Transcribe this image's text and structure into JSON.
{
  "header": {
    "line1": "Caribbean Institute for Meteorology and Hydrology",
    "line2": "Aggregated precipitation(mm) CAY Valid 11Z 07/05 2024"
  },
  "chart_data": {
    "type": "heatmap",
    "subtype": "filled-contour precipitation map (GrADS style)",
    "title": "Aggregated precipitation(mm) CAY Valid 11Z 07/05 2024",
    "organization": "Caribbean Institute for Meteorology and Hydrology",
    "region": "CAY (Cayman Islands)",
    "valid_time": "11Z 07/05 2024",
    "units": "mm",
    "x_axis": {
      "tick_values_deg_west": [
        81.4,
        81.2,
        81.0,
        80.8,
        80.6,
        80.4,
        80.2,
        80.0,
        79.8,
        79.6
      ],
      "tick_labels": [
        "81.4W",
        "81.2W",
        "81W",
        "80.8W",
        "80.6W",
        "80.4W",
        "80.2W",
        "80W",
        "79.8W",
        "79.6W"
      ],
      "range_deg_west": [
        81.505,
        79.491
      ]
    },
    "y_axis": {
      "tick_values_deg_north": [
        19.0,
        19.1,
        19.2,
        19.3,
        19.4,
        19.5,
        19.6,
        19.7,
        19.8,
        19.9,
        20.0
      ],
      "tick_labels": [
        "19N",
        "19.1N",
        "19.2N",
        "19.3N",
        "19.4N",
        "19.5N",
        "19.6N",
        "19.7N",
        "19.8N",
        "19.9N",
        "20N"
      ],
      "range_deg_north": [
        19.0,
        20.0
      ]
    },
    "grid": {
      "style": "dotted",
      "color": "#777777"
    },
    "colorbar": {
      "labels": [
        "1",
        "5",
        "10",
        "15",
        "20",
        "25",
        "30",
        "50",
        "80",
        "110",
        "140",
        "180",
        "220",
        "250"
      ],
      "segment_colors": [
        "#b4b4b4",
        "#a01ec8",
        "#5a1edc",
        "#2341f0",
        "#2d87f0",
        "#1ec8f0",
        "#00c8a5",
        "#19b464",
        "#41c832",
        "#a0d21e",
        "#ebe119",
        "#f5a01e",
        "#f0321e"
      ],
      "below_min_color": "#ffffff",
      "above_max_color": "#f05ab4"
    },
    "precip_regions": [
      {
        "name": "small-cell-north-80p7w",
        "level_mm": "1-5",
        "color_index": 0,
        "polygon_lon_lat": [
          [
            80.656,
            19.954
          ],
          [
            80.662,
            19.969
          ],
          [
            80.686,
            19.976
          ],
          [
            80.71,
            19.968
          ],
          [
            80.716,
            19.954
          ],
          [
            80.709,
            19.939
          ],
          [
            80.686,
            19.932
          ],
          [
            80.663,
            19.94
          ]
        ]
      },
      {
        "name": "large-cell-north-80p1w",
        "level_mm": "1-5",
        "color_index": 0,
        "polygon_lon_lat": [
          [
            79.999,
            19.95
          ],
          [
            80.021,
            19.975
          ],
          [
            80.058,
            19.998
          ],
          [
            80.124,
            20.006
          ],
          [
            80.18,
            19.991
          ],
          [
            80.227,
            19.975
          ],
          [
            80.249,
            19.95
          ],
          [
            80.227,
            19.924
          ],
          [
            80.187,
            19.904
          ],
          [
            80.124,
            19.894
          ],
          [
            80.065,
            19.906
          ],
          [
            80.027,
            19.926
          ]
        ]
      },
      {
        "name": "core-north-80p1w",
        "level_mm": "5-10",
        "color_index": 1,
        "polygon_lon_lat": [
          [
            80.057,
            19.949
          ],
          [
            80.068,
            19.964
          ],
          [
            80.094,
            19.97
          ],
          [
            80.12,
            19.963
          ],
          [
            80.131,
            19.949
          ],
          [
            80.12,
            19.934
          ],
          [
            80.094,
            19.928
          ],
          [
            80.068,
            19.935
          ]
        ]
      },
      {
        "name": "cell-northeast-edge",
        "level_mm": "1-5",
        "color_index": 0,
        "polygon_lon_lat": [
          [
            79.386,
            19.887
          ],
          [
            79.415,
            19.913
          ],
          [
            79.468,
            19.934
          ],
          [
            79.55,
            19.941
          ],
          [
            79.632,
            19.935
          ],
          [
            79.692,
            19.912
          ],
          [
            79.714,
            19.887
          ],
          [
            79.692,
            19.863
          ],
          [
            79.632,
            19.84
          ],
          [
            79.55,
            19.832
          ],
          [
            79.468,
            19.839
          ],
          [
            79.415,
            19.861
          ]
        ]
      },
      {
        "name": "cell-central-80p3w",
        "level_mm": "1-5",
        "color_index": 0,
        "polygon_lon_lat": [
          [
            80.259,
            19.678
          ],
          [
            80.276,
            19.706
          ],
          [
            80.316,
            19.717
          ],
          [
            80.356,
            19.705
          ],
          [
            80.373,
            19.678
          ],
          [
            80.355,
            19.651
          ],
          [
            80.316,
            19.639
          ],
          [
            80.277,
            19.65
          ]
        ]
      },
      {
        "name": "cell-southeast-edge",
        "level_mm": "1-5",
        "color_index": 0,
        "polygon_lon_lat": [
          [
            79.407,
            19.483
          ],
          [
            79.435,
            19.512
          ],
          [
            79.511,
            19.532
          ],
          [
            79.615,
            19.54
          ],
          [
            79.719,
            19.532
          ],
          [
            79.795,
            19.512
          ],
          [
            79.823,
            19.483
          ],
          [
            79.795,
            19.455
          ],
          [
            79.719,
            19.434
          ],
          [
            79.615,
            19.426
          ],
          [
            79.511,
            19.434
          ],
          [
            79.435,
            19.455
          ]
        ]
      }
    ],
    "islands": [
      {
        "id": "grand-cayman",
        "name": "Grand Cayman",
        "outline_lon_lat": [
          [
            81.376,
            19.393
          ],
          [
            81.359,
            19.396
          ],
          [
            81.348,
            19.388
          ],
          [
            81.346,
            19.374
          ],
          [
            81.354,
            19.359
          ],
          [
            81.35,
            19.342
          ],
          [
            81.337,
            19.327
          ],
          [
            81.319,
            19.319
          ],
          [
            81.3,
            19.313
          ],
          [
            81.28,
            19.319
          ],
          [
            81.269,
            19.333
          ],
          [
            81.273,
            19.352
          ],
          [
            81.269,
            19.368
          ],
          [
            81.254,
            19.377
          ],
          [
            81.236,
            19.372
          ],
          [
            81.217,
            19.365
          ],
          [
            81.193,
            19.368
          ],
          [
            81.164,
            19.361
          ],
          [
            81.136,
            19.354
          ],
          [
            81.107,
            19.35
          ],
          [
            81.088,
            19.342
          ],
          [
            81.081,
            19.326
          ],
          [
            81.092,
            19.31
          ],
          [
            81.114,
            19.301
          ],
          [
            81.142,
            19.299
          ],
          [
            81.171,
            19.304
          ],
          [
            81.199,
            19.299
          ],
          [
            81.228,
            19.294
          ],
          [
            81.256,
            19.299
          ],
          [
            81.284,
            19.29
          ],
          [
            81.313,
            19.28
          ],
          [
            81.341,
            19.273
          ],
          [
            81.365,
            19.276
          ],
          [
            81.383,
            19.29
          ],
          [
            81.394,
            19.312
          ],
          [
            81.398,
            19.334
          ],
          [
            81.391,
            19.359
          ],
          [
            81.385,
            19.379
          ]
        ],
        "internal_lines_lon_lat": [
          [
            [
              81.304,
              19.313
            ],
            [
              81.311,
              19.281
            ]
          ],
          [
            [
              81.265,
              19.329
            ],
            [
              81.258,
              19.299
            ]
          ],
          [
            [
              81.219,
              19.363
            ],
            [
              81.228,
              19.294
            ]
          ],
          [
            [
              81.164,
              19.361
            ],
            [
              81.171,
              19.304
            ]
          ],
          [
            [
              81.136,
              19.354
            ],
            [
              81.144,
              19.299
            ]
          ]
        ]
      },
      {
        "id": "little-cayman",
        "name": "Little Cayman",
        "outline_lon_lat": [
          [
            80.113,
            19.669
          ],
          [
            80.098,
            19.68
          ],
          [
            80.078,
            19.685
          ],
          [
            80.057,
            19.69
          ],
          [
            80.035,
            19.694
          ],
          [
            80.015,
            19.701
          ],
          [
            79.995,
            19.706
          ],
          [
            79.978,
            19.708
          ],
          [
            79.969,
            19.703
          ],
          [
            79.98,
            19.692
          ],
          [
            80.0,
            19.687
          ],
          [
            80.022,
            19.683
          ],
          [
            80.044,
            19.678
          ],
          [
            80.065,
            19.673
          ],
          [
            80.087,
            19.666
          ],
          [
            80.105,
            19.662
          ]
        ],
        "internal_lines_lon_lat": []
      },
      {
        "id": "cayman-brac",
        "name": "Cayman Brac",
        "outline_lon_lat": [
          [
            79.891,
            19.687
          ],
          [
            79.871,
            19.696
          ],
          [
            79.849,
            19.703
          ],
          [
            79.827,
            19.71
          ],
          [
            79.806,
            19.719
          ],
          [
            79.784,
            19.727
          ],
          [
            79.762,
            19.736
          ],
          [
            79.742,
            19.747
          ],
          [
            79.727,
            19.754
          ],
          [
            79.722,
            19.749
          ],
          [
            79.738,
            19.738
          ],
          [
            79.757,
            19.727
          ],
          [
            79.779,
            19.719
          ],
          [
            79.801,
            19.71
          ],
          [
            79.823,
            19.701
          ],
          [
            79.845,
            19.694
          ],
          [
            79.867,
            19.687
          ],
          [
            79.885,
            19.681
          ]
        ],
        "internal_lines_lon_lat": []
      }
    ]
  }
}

******

- What to do
Write out every line of the data that holds the word "edge".

- Finished task
        "name": "cell-northeast-edge",
        "name": "cell-southeast-edge",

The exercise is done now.